### What you are asked to do
In the listing that follows, count every line with the word "content" in it and write only the total.

┄┄┄┄┄┄

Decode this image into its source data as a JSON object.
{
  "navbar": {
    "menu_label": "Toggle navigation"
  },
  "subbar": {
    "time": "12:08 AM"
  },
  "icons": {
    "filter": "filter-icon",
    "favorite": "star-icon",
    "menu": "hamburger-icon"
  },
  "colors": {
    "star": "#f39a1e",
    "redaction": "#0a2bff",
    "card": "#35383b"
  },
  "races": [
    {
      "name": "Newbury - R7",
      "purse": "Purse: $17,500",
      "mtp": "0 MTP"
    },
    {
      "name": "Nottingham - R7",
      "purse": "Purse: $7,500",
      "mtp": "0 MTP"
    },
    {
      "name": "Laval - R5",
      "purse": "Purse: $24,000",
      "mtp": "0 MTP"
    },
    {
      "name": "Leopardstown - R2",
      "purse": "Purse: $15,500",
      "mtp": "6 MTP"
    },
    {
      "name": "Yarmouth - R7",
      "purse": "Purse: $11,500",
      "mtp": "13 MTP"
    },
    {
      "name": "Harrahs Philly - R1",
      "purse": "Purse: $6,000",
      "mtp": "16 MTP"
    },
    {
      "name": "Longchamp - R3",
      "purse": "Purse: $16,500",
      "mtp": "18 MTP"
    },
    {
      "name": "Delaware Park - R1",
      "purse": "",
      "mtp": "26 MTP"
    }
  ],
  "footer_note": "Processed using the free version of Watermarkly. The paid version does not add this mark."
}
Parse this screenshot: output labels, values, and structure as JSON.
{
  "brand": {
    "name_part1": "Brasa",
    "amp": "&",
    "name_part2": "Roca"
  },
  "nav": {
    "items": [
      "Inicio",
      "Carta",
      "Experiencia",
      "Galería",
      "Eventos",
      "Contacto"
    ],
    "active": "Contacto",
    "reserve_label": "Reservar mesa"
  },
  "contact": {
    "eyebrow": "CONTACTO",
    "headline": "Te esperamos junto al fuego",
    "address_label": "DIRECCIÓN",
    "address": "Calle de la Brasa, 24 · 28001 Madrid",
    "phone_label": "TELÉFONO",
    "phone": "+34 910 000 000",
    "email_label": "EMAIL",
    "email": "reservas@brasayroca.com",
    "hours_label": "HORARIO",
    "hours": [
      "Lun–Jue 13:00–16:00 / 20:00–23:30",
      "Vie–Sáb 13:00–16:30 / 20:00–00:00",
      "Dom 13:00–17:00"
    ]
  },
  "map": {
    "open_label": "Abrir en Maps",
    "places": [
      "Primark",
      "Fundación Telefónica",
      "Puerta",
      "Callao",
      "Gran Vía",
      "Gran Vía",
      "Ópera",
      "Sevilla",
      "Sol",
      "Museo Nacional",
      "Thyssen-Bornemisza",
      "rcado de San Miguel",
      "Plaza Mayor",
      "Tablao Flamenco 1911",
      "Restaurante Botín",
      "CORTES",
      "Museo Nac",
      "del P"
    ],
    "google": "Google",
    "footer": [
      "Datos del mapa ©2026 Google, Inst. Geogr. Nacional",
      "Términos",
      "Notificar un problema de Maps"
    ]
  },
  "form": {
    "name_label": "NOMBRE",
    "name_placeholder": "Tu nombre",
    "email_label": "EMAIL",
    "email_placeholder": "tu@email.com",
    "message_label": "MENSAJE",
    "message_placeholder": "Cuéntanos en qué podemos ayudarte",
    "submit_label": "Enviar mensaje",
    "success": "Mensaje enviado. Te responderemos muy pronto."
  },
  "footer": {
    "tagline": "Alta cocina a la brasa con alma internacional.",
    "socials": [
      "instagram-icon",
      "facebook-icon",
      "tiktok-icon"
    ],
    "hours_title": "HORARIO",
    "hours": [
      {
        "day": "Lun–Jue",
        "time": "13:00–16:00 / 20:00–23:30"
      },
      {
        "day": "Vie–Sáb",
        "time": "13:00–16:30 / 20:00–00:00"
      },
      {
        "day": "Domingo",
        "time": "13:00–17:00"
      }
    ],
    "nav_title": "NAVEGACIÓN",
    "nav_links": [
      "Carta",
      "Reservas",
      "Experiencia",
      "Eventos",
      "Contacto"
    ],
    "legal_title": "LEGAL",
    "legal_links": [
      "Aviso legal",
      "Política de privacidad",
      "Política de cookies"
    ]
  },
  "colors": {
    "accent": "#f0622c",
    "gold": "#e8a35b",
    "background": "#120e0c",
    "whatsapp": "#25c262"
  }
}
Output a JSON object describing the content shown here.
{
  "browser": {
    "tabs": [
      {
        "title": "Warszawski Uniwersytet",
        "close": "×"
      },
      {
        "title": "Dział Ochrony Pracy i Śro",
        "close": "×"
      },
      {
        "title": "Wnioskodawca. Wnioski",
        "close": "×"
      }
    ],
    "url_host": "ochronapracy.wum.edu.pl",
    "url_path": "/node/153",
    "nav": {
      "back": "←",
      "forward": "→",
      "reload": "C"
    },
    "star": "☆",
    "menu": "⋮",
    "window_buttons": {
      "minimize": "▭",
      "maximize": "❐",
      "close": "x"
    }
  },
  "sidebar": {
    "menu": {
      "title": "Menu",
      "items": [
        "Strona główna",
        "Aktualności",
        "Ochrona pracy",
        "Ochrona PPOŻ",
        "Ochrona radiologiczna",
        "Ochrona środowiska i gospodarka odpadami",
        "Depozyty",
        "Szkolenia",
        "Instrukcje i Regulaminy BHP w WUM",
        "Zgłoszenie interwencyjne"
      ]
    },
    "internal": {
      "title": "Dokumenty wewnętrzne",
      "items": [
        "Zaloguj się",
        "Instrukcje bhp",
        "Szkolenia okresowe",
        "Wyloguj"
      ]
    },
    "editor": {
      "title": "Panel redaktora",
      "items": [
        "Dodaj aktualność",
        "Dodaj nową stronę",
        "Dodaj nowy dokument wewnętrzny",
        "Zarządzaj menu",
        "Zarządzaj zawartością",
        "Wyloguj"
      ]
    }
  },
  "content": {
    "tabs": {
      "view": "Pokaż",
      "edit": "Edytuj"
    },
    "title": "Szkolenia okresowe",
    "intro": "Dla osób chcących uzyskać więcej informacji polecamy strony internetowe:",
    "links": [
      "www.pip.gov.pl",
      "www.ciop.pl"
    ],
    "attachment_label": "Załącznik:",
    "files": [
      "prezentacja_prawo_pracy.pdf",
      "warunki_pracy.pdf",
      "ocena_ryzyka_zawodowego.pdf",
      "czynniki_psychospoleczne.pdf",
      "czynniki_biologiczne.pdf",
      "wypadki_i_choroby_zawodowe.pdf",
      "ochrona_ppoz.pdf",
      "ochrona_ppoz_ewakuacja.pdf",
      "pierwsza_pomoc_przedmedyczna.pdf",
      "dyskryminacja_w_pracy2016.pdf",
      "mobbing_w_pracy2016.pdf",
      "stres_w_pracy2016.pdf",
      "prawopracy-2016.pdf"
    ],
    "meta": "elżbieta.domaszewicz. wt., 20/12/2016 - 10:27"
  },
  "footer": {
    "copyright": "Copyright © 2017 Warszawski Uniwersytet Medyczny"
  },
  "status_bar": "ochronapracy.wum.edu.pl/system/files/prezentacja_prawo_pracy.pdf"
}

┄┄┄┄┄┄

### Written answer
2